====== RECORDS

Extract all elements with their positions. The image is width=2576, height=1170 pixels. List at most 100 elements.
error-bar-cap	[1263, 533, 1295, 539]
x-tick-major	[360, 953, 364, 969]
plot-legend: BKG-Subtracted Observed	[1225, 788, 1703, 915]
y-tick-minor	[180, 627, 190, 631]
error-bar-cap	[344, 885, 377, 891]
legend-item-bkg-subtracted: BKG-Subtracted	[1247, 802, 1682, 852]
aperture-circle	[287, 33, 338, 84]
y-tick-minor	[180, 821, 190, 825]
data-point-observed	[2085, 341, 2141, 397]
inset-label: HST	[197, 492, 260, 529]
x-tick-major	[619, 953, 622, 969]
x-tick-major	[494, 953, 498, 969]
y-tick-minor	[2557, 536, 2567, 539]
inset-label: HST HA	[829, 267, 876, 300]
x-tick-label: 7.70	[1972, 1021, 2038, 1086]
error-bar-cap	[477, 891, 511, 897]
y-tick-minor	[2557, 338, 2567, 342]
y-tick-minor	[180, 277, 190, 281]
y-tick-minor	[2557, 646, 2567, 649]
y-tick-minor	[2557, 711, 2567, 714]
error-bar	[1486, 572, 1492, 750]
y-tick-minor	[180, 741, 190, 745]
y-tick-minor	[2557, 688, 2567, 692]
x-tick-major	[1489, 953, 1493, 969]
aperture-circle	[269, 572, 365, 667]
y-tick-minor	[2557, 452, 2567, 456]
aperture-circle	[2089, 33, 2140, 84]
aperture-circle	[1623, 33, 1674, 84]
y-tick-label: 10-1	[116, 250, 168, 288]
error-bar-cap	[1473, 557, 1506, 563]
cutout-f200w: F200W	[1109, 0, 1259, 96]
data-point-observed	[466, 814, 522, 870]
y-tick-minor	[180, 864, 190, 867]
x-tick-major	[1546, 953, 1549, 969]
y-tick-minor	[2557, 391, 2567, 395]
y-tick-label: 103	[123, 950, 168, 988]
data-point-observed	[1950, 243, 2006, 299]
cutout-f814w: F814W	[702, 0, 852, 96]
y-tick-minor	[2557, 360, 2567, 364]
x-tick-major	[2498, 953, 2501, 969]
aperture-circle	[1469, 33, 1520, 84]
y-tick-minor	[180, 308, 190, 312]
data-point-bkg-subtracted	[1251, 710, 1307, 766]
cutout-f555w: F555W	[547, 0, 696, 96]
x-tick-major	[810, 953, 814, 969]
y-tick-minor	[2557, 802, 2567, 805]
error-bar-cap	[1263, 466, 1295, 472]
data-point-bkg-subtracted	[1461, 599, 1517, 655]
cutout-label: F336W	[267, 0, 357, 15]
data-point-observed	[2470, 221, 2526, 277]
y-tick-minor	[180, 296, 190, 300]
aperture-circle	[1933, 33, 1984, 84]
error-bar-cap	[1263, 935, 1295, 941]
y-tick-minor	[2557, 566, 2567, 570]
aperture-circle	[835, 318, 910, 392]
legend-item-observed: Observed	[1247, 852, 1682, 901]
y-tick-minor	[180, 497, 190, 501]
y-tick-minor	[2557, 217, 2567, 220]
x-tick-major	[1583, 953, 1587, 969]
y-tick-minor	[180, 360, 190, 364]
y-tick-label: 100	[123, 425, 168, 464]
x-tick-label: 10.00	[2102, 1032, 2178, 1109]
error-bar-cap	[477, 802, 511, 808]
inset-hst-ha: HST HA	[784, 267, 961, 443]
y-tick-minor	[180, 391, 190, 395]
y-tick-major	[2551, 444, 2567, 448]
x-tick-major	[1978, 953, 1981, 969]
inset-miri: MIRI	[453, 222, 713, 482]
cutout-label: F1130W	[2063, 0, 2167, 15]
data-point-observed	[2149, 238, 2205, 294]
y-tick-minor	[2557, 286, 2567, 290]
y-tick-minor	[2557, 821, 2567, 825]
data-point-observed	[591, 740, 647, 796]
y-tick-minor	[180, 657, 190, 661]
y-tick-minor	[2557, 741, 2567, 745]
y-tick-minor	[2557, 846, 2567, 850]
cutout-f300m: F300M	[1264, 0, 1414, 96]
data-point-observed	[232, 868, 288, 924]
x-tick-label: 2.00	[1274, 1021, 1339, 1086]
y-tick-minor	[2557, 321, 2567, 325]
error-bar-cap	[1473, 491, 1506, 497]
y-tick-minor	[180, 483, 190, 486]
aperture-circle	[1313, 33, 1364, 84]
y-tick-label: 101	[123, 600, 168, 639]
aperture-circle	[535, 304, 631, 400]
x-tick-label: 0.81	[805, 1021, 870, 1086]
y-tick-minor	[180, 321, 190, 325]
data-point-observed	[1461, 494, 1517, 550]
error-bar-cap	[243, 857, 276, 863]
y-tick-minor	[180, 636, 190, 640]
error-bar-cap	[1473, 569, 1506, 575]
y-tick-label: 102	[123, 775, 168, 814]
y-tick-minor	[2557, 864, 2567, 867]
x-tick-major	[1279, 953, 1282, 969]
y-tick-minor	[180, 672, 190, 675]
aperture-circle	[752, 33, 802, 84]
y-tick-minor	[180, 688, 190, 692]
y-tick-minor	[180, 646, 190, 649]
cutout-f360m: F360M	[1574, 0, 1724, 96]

============

WRITTEN TASK:
Could you quote the data above line for line, leaving every character unchanged?

COMPLETE RESPONSE:
Extract all elements with their positions. The image is width=2576, height=1170 pixels. List at most 100 elements.
error-bar-cap	[1263, 533, 1295, 539]
x-tick-major	[360, 953, 364, 969]
plot-legend: BKG-Subtracted Observed	[1225, 788, 1703, 915]
y-tick-minor	[180, 627, 190, 631]
error-bar-cap	[344, 885, 377, 891]
legend-item-bkg-subtracted: BKG-Subtracted	[1247, 802, 1682, 852]
aperture-circle	[287, 33, 338, 84]
y-tick-minor	[180, 821, 190, 825]
data-point-observed	[2085, 341, 2141, 397]
inset-label: HST	[197, 492, 260, 529]
x-tick-major	[619, 953, 622, 969]
x-tick-major	[494, 953, 498, 969]
y-tick-minor	[2557, 536, 2567, 539]
inset-label: HST HA	[829, 267, 876, 300]
x-tick-label: 7.70	[1972, 1021, 2038, 1086]
error-bar-cap	[477, 891, 511, 897]
y-tick-minor	[2557, 338, 2567, 342]
y-tick-minor	[180, 277, 190, 281]
y-tick-minor	[2557, 646, 2567, 649]
y-tick-minor	[2557, 711, 2567, 714]
error-bar	[1486, 572, 1492, 750]
y-tick-minor	[180, 741, 190, 745]
y-tick-minor	[2557, 688, 2567, 692]
x-tick-major	[1489, 953, 1493, 969]
aperture-circle	[269, 572, 365, 667]
y-tick-minor	[2557, 452, 2567, 456]
aperture-circle	[2089, 33, 2140, 84]
aperture-circle	[1623, 33, 1674, 84]
y-tick-label: 10-1	[116, 250, 168, 288]
error-bar-cap	[1473, 557, 1506, 563]
cutout-f200w: F200W	[1109, 0, 1259, 96]
data-point-observed	[466, 814, 522, 870]
y-tick-minor	[180, 864, 190, 867]
x-tick-major	[1546, 953, 1549, 969]
y-tick-minor	[2557, 391, 2567, 395]
y-tick-label: 103	[123, 950, 168, 988]
data-point-observed	[1950, 243, 2006, 299]
cutout-f814w: F814W	[702, 0, 852, 96]
y-tick-minor	[2557, 360, 2567, 364]
x-tick-major	[2498, 953, 2501, 969]
aperture-circle	[1469, 33, 1520, 84]
y-tick-minor	[180, 308, 190, 312]
data-point-bkg-subtracted	[1251, 710, 1307, 766]
cutout-f555w: F555W	[547, 0, 696, 96]
x-tick-major	[810, 953, 814, 969]
y-tick-minor	[2557, 802, 2567, 805]
error-bar-cap	[1263, 466, 1295, 472]
data-point-bkg-subtracted	[1461, 599, 1517, 655]
cutout-label: F336W	[267, 0, 357, 15]
data-point-observed	[2470, 221, 2526, 277]
y-tick-minor	[180, 296, 190, 300]
aperture-circle	[1933, 33, 1984, 84]
error-bar-cap	[1263, 935, 1295, 941]
y-tick-minor	[2557, 566, 2567, 570]
aperture-circle	[835, 318, 910, 392]
legend-item-observed: Observed	[1247, 852, 1682, 901]
y-tick-minor	[180, 497, 190, 501]
y-tick-minor	[2557, 217, 2567, 220]
x-tick-major	[1583, 953, 1587, 969]
y-tick-minor	[180, 360, 190, 364]
y-tick-label: 100	[123, 425, 168, 464]
x-tick-label: 10.00	[2102, 1032, 2178, 1109]
error-bar-cap	[477, 802, 511, 808]
inset-hst-ha: HST HA	[784, 267, 961, 443]
y-tick-minor	[180, 391, 190, 395]
y-tick-major	[2551, 444, 2567, 448]
x-tick-major	[1978, 953, 1981, 969]
inset-miri: MIRI	[453, 222, 713, 482]
cutout-label: F1130W	[2063, 0, 2167, 15]
data-point-observed	[2149, 238, 2205, 294]
y-tick-minor	[2557, 286, 2567, 290]
y-tick-minor	[2557, 821, 2567, 825]
data-point-observed	[591, 740, 647, 796]
y-tick-minor	[180, 657, 190, 661]
y-tick-minor	[2557, 741, 2567, 745]
y-tick-minor	[2557, 846, 2567, 850]
cutout-f300m: F300M	[1264, 0, 1414, 96]
data-point-observed	[232, 868, 288, 924]
x-tick-label: 2.00	[1274, 1021, 1339, 1086]
y-tick-minor	[2557, 321, 2567, 325]
error-bar-cap	[1473, 491, 1506, 497]
y-tick-minor	[180, 483, 190, 486]
aperture-circle	[1313, 33, 1364, 84]
y-tick-label: 101	[123, 600, 168, 639]
aperture-circle	[535, 304, 631, 400]
x-tick-label: 0.81	[805, 1021, 870, 1086]
y-tick-minor	[180, 321, 190, 325]
data-point-observed	[1461, 494, 1517, 550]
error-bar-cap	[243, 857, 276, 863]
y-tick-minor	[180, 636, 190, 640]
error-bar-cap	[1473, 569, 1506, 575]
y-tick-label: 102	[123, 775, 168, 814]
y-tick-minor	[2557, 864, 2567, 867]
x-tick-major	[1279, 953, 1282, 969]
y-tick-minor	[180, 672, 190, 675]
aperture-circle	[752, 33, 802, 84]
y-tick-minor	[180, 688, 190, 692]
y-tick-minor	[180, 646, 190, 649]
cutout-f360m: F360M	[1574, 0, 1724, 96]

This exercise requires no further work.